Items from a figure collection:
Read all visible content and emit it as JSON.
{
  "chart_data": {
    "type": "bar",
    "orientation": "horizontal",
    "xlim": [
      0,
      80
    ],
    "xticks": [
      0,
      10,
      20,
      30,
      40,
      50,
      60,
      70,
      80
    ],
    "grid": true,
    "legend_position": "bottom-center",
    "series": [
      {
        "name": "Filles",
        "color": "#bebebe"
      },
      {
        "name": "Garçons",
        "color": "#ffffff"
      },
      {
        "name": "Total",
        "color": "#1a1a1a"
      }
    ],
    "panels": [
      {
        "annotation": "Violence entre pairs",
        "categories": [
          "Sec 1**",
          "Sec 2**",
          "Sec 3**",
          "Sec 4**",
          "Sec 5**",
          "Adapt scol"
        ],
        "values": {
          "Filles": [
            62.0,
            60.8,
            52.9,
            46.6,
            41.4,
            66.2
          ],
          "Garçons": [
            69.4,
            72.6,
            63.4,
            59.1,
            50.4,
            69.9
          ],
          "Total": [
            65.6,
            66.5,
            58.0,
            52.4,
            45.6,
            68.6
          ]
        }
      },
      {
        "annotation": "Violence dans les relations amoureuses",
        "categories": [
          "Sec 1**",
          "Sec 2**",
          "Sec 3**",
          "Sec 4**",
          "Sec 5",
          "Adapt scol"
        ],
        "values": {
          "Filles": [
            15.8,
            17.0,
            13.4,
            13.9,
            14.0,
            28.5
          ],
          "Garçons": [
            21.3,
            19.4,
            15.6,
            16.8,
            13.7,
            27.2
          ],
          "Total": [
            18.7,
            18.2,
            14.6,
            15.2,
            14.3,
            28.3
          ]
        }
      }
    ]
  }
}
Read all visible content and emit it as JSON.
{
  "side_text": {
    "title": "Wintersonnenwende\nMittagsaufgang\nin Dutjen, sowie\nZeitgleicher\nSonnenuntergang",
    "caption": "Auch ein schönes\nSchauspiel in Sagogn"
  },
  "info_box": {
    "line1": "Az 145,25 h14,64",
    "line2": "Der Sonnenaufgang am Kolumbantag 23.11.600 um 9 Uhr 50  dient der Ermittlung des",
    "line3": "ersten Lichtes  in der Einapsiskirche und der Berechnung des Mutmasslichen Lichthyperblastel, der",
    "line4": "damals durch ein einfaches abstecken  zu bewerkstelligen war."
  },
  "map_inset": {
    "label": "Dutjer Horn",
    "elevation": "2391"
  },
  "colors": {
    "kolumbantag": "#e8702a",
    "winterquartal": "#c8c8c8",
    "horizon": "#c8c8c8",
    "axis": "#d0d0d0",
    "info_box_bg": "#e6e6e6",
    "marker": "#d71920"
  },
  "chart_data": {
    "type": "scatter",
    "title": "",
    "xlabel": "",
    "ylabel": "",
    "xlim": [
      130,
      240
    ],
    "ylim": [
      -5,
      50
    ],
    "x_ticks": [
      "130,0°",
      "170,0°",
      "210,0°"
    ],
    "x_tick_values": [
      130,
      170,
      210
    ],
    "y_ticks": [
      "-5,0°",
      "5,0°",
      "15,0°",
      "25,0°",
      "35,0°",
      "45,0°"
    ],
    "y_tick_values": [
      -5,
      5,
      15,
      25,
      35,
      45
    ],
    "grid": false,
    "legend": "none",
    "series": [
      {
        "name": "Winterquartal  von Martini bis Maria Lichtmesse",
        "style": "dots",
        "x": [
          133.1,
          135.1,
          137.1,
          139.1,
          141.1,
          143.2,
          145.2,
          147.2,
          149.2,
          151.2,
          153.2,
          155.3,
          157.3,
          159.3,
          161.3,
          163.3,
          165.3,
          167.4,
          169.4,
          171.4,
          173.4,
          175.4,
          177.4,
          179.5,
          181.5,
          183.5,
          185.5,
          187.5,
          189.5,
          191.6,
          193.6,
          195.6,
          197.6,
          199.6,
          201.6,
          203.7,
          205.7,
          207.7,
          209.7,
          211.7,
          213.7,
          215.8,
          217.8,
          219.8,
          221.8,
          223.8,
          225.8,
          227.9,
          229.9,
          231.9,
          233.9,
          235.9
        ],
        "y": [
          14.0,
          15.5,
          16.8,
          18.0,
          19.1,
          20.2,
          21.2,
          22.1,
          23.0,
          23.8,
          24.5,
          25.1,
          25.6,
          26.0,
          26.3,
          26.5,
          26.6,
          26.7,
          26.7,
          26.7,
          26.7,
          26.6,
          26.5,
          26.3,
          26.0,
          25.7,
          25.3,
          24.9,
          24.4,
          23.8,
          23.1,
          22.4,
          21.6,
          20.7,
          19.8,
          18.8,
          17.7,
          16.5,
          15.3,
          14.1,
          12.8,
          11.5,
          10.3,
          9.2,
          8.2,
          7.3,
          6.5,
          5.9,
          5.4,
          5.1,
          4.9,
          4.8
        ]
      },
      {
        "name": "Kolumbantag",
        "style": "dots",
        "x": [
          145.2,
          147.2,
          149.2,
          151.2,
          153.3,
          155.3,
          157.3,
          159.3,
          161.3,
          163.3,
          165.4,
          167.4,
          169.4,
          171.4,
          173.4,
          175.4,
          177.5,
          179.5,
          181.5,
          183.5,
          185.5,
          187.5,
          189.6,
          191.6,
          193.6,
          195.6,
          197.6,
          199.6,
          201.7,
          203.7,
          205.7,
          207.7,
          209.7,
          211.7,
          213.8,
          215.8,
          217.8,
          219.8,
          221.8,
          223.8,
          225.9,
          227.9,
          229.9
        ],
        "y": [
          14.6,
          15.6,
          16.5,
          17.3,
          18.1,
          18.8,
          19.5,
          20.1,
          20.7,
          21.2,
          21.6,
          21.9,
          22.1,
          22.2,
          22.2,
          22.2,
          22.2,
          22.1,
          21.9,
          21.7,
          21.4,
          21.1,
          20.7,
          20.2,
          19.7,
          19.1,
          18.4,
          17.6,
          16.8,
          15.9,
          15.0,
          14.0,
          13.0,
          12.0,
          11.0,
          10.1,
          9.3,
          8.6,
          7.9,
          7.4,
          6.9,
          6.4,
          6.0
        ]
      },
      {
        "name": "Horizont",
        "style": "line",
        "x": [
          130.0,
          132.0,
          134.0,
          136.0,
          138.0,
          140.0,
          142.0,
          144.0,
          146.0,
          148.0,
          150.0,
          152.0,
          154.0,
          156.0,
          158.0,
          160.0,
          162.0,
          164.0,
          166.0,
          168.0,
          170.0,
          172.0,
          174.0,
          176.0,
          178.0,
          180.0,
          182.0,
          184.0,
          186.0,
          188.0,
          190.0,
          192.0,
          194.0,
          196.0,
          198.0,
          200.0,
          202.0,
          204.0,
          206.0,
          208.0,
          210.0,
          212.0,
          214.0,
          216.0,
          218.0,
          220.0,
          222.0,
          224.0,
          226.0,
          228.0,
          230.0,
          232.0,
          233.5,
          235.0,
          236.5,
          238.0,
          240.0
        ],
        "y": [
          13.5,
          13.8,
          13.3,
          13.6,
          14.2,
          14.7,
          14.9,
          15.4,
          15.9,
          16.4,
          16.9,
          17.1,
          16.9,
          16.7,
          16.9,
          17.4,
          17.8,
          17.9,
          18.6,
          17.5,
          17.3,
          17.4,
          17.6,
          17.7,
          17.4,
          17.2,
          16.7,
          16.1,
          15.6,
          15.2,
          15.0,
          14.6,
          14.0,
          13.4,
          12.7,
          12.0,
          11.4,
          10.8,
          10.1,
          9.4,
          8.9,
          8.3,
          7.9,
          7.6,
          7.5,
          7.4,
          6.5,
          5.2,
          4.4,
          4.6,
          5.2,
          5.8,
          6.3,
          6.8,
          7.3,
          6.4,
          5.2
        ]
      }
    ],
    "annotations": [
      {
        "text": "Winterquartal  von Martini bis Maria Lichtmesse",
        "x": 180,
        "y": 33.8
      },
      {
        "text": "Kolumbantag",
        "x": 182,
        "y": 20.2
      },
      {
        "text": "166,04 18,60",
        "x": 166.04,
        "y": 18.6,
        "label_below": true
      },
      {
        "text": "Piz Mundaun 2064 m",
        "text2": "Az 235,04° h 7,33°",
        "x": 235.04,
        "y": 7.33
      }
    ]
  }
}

> SET TASK
Tally the lines of the material above that contain the word "Maria" and report the total alone.

> RESULT OF THIS TASK
2